• [ENTRIES SUPPLIED]
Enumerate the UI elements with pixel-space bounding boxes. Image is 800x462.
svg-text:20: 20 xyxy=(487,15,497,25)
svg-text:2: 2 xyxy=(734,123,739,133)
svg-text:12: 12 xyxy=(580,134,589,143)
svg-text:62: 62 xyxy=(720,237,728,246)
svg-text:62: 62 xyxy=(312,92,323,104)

==

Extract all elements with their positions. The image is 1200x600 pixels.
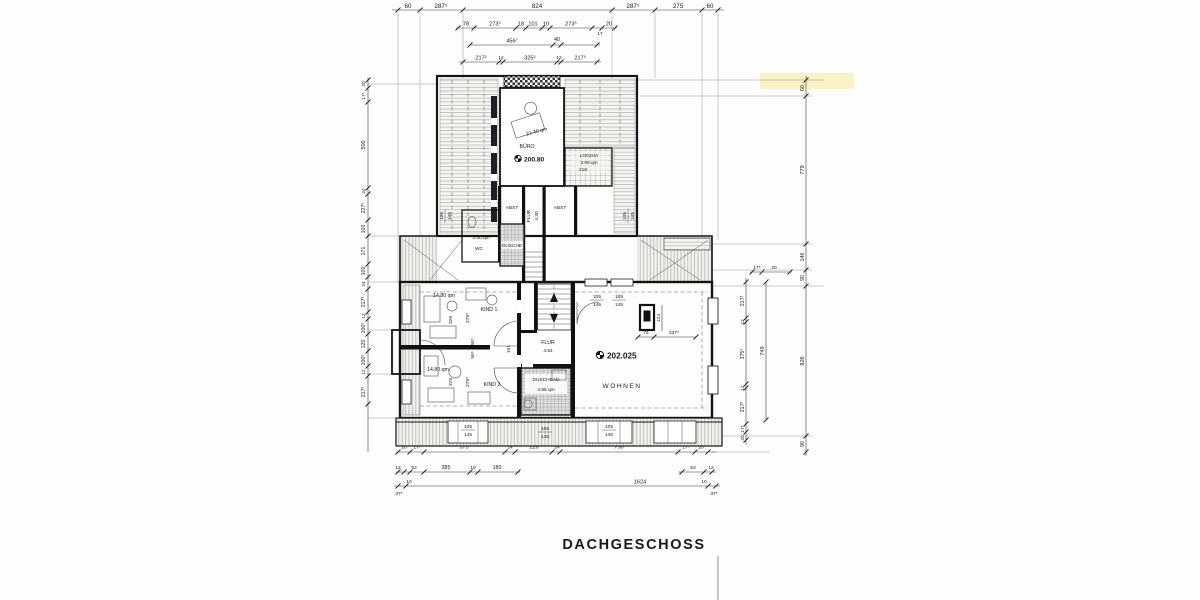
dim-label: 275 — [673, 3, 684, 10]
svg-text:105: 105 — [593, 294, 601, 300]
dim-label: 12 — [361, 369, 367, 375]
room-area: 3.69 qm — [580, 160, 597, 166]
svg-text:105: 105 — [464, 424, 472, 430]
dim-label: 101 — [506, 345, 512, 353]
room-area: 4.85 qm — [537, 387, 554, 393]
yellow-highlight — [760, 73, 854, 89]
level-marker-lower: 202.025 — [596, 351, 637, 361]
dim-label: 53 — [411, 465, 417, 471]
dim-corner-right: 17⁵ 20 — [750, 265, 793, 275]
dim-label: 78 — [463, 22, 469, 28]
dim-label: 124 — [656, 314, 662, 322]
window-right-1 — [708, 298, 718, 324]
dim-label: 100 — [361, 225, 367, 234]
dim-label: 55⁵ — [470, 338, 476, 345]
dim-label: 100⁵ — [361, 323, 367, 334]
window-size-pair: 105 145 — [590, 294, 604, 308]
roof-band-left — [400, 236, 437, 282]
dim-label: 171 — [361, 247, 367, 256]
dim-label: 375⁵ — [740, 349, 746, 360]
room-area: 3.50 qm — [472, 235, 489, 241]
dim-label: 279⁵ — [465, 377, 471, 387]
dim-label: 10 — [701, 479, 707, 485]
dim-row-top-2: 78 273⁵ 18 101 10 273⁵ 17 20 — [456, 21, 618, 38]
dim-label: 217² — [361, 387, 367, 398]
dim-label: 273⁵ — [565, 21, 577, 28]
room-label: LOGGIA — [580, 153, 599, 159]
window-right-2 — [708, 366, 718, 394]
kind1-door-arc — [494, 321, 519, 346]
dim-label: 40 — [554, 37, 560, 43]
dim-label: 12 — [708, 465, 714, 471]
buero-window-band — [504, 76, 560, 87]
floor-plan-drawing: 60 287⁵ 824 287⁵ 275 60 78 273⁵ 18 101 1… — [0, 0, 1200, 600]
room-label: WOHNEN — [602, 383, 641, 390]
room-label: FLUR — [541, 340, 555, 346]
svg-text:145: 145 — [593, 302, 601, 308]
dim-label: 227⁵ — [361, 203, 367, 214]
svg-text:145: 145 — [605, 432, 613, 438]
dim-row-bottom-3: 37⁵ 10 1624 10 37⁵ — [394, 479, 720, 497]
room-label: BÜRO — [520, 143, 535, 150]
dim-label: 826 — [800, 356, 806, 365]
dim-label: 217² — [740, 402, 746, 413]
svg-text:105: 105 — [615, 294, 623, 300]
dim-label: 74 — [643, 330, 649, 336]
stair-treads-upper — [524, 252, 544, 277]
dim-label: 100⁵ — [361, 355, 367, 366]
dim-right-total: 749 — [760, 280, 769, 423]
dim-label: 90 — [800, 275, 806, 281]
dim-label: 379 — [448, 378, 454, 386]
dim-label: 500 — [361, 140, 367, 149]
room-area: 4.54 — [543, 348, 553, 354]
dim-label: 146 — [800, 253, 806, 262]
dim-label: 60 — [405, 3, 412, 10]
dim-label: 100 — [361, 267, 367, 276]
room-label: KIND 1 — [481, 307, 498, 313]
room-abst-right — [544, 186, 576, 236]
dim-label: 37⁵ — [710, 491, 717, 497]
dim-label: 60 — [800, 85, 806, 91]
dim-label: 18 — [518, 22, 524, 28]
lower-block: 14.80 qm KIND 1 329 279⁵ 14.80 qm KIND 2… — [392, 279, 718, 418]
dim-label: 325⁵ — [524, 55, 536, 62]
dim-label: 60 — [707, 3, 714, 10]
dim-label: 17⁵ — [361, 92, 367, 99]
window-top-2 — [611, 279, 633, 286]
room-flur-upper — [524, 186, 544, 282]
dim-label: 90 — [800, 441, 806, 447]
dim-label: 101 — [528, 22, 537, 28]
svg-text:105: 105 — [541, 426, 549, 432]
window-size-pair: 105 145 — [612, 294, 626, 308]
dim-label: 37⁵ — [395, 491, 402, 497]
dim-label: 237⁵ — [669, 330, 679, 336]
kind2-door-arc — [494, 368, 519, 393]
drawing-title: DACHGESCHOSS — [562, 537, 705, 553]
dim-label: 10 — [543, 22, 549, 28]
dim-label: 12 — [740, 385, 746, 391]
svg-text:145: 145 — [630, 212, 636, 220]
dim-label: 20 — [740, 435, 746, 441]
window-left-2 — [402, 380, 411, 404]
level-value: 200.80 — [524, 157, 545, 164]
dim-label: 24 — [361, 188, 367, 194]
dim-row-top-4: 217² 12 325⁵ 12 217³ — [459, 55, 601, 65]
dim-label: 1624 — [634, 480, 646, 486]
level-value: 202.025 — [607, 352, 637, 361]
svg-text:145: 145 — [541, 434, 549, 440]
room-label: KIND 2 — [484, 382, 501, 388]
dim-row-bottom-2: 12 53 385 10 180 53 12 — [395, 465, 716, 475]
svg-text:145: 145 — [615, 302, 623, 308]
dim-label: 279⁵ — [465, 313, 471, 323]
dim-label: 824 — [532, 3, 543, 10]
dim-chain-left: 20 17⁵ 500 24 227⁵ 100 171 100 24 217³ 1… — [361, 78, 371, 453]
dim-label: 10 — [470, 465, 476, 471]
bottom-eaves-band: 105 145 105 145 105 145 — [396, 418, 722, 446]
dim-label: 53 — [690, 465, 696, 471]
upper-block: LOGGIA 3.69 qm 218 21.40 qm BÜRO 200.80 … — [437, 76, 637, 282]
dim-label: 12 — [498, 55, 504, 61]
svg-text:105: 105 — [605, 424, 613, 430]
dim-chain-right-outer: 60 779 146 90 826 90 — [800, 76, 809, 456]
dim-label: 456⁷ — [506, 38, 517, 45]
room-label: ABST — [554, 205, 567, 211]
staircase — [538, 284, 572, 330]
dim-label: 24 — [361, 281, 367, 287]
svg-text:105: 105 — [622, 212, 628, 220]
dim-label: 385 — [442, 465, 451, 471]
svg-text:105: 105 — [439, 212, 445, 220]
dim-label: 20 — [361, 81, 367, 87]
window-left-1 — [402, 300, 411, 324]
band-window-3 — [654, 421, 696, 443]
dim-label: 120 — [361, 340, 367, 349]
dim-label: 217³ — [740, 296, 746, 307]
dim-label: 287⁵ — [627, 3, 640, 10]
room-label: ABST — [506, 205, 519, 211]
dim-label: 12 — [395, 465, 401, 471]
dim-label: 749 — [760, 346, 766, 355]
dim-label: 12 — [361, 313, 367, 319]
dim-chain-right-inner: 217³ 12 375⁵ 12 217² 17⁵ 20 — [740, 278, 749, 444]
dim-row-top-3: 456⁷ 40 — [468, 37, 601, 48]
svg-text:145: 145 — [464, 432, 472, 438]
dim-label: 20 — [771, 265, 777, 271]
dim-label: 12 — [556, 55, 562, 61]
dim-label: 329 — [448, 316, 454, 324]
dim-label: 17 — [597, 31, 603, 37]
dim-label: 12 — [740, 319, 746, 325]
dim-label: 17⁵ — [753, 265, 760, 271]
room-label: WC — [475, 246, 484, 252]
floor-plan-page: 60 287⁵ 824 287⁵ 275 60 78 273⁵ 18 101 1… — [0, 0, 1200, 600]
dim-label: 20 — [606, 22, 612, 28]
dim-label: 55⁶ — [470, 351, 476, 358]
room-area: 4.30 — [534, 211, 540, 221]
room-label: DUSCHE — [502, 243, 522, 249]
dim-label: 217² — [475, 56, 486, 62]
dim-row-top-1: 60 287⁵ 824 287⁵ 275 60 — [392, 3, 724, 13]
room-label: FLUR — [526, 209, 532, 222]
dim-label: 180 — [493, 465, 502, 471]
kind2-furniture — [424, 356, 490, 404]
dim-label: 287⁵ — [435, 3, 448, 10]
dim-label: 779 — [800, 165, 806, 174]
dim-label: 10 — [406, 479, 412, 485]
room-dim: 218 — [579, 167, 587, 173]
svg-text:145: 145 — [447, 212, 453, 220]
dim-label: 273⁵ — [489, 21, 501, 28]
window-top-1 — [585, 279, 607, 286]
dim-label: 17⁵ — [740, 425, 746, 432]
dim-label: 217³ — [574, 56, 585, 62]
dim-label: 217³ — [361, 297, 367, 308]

• [DO THIS] Copy out every line of Block 2 from the line containing "Extract all elements" down to the line containing "floor-plan-drawing: 60 287⁵", including both of those lines. Leave the pictures out of your answer.

• [THE OUTPUT]
Extract all elements with their positions. The image is 1200x600 pixels.
dim-label: 275 — [673, 3, 684, 10]
svg-text:105: 105 — [593, 294, 601, 300]
dim-label: 12 — [361, 369, 367, 375]
room-area: 3.69 qm — [580, 160, 597, 166]
svg-text:105: 105 — [464, 424, 472, 430]
dim-label: 101 — [506, 345, 512, 353]
room-area: 4.85 qm — [537, 387, 554, 393]
yellow-highlight — [760, 73, 854, 89]
level-marker-lower: 202.025 — [596, 351, 637, 361]
dim-label: 53 — [411, 465, 417, 471]
dim-corner-right: 17⁵ 20 — [750, 265, 793, 275]
dim-label: 78 — [463, 22, 469, 28]
dim-label: 124 — [656, 314, 662, 322]
window-right-1 — [708, 298, 718, 324]
dim-label: 100 — [361, 225, 367, 234]
dim-label: 55⁵ — [470, 338, 476, 345]
dim-label: 100⁵ — [361, 323, 367, 334]
window-size-pair: 105 145 — [590, 294, 604, 308]
roof-band-left — [400, 236, 437, 282]
dim-label: 171 — [361, 247, 367, 256]
dim-label: 375⁵ — [740, 349, 746, 360]
room-area: 3.50 qm — [472, 235, 489, 241]
dim-label: 279⁵ — [465, 377, 471, 387]
dim-label: 10 — [701, 479, 707, 485]
dim-row-top-2: 78 273⁵ 18 101 10 273⁵ 17 20 — [456, 21, 618, 38]
dim-label: 217² — [361, 387, 367, 398]
dim-label: 273⁵ — [565, 21, 577, 28]
room-label: LOGGIA — [580, 153, 599, 159]
window-right-2 — [708, 366, 718, 394]
kind1-door-arc — [494, 321, 519, 346]
dim-label: 40 — [554, 37, 560, 43]
dim-label: 12 — [708, 465, 714, 471]
buero-window-band — [504, 76, 560, 87]
floor-plan-drawing: 60 287⁵ 824 287⁵ 275 60 78 273⁵ 18 101 1… — [0, 0, 1200, 600]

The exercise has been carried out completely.